SOURCE MATERIAL:
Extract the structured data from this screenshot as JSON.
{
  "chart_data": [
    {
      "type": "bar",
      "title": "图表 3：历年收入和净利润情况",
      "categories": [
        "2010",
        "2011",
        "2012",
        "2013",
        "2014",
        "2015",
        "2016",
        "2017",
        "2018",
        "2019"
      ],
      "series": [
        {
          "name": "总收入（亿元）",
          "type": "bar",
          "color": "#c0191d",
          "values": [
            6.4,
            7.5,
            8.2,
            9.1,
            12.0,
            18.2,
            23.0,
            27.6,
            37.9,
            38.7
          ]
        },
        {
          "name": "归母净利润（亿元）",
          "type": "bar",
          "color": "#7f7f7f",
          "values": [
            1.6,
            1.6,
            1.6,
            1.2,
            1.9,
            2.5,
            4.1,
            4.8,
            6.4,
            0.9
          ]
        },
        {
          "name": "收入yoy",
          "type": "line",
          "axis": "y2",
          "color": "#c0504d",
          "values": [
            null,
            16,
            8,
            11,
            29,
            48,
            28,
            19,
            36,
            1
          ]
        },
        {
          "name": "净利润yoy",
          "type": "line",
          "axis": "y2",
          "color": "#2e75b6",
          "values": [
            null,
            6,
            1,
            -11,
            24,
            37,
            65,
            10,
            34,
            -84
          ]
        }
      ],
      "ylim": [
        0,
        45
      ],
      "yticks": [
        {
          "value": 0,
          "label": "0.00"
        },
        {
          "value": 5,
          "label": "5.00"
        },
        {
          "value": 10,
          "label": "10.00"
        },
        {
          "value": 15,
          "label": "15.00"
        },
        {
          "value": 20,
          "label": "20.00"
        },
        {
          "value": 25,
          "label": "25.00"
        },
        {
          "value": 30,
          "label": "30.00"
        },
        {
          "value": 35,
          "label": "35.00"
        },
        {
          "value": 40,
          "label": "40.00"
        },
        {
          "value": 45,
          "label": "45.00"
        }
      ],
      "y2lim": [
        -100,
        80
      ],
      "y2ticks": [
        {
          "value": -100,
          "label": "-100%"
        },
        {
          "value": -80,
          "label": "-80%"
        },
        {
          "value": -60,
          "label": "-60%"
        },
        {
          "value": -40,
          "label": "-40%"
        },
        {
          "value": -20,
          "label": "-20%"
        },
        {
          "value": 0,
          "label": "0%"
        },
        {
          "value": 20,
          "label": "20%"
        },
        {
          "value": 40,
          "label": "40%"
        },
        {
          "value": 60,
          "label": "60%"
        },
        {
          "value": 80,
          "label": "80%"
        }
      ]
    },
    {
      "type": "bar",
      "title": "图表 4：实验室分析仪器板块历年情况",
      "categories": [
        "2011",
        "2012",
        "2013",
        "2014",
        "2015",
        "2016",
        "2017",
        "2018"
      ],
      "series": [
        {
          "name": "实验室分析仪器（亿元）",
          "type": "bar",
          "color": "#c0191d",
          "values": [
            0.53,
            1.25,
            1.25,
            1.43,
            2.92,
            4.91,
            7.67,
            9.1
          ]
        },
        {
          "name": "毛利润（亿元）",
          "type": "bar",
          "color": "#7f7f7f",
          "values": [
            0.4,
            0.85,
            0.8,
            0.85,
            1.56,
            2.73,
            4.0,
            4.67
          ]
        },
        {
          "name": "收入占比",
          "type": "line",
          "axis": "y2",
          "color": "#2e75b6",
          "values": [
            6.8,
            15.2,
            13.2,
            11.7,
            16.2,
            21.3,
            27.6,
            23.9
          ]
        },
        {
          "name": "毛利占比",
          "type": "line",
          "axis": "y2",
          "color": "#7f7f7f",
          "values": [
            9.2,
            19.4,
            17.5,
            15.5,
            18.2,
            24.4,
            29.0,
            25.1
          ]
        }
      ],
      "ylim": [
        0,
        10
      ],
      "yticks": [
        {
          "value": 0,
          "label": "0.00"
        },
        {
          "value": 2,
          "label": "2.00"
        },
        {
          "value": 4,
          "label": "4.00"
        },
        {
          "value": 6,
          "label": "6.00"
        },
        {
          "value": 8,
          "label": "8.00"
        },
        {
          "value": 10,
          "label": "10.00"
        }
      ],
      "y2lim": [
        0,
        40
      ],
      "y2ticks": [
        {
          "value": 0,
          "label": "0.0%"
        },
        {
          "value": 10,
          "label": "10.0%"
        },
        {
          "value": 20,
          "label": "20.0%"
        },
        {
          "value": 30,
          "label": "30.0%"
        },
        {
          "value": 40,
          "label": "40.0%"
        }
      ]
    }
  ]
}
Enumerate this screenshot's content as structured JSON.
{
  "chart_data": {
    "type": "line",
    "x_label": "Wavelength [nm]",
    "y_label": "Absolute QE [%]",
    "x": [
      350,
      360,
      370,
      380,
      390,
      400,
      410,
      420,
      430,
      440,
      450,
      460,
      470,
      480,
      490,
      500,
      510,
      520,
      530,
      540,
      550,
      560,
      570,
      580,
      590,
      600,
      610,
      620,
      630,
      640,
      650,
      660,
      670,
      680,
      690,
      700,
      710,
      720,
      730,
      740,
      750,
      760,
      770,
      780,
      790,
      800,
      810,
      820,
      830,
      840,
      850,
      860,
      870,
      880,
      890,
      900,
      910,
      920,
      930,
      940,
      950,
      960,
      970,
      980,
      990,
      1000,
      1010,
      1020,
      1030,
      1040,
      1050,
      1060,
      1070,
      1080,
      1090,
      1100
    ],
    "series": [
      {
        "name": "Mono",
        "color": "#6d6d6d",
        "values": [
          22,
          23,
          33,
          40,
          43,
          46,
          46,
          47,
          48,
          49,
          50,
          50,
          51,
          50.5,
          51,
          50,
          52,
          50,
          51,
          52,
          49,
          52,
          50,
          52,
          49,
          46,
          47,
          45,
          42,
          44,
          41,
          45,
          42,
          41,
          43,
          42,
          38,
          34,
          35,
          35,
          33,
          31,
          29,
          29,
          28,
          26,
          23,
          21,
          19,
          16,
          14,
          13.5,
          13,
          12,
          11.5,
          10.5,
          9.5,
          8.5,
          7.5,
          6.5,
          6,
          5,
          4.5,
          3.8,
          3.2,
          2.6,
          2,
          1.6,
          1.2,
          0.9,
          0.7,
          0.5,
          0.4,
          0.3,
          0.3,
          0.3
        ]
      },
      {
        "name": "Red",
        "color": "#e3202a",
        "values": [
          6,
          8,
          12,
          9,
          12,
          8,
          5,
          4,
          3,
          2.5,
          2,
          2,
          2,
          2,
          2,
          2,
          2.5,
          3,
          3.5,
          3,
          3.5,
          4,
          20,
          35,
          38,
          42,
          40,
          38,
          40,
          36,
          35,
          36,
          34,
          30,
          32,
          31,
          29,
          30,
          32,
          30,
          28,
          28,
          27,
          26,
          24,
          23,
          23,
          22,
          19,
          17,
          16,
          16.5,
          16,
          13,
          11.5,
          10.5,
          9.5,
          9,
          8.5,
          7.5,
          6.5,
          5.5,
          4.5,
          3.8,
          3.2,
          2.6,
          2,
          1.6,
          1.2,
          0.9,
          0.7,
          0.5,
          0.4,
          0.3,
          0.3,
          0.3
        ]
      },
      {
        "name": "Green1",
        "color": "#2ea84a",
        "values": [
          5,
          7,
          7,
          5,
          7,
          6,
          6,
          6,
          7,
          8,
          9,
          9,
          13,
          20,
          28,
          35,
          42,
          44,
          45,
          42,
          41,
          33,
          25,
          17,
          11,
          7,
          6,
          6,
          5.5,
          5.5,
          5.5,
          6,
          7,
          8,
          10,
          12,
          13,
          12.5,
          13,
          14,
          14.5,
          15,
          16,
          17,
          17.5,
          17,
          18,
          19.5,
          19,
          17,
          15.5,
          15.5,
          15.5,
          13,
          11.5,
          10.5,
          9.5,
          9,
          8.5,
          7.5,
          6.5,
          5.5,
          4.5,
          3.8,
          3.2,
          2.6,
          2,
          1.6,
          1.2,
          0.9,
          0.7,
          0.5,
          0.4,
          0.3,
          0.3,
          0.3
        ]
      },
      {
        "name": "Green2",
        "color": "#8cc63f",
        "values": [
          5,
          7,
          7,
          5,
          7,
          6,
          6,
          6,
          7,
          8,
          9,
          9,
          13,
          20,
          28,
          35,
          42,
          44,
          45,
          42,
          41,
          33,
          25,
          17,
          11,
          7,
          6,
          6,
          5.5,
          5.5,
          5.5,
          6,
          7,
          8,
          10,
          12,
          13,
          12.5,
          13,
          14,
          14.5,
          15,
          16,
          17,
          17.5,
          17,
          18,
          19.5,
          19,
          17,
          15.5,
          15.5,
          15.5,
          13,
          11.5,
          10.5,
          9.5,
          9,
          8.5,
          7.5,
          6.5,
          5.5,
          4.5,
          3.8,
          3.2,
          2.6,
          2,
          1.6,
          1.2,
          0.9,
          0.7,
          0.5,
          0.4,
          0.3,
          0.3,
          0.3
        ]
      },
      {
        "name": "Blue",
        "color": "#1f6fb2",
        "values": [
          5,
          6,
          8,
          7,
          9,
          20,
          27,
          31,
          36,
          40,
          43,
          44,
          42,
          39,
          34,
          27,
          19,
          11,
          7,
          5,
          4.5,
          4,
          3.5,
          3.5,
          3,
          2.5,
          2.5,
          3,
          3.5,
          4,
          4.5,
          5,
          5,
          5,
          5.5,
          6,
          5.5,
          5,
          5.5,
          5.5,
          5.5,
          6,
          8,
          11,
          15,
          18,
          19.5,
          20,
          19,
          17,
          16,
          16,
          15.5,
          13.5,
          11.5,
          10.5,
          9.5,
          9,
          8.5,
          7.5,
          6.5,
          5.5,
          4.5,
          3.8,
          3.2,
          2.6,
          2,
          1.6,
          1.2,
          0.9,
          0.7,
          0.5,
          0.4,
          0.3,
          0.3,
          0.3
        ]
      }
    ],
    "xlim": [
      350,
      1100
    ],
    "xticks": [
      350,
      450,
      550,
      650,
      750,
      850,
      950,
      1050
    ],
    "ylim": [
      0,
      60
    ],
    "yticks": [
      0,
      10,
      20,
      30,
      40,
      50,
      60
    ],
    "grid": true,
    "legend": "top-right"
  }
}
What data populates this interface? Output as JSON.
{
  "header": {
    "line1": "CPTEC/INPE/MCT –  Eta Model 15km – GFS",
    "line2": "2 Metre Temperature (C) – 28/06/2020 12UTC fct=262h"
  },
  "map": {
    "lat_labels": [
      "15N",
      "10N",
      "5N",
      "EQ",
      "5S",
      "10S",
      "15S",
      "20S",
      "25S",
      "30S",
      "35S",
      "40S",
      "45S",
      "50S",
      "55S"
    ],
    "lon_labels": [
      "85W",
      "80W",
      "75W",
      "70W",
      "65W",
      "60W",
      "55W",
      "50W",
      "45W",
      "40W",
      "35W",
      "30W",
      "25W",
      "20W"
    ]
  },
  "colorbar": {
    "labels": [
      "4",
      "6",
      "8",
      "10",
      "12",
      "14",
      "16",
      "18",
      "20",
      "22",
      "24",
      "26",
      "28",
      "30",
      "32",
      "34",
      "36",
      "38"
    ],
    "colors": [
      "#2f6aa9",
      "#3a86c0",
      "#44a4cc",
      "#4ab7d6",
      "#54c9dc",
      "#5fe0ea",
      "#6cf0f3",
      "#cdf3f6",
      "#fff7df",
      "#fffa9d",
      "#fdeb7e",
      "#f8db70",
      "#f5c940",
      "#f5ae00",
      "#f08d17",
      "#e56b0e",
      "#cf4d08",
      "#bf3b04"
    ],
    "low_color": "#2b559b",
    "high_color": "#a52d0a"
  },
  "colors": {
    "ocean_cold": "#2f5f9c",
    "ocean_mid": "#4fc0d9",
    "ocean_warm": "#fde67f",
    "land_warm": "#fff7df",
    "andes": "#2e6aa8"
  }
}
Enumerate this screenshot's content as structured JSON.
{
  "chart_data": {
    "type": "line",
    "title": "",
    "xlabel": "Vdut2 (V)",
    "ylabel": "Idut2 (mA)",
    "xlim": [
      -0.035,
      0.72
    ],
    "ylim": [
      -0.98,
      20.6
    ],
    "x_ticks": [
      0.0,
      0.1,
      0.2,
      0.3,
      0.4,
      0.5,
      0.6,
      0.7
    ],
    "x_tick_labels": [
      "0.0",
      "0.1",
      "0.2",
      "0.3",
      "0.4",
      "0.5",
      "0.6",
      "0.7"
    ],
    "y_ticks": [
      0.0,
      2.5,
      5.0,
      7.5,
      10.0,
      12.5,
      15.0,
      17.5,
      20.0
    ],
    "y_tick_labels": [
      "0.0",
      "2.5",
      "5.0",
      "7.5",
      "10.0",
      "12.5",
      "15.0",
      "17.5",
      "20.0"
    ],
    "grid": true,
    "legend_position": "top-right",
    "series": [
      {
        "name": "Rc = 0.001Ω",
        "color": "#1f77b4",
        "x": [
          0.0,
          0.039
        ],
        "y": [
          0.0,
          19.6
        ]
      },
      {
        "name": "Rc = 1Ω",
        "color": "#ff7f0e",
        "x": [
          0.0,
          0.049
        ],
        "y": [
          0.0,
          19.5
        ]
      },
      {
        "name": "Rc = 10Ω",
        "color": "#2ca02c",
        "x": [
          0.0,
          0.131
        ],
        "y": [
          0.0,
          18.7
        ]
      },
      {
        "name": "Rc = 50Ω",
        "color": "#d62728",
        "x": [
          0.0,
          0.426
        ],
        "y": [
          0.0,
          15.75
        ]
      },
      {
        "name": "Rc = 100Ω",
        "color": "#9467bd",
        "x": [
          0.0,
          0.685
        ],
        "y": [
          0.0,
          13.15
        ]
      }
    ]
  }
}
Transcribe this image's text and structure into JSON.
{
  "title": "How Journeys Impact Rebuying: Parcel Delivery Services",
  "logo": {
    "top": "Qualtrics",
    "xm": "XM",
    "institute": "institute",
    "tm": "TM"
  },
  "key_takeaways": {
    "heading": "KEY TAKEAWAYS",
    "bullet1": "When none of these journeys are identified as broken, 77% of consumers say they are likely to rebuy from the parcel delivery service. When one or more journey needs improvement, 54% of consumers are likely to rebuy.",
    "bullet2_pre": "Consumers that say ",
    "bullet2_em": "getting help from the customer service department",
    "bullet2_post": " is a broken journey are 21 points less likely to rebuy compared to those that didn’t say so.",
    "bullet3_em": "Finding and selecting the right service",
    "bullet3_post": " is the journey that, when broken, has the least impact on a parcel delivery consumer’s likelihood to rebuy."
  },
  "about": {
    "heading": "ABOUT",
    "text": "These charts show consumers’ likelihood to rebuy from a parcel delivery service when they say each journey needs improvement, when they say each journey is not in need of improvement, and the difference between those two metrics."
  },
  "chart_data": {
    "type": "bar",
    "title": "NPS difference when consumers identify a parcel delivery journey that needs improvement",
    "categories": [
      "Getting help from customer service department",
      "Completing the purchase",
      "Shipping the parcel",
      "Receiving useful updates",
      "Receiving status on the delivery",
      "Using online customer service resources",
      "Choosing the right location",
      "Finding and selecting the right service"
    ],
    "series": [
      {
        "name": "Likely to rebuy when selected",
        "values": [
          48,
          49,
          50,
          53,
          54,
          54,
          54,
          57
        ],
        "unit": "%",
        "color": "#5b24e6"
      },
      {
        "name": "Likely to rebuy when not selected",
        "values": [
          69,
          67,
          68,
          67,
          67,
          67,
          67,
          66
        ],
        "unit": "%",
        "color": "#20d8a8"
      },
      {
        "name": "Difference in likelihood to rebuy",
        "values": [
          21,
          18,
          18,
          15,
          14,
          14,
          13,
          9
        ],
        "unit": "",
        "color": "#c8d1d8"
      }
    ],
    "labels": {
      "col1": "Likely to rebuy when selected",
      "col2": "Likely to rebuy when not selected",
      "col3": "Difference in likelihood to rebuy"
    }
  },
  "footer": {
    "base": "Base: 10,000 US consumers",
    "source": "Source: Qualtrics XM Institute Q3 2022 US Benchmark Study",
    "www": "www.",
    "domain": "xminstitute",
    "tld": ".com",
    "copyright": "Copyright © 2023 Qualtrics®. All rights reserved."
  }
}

WORK TO DO: Using the records above, copy each line that contains "Receiving".

WRITTEN SOLUTION:
      "Receiving useful updates",
      "Receiving status on the delivery",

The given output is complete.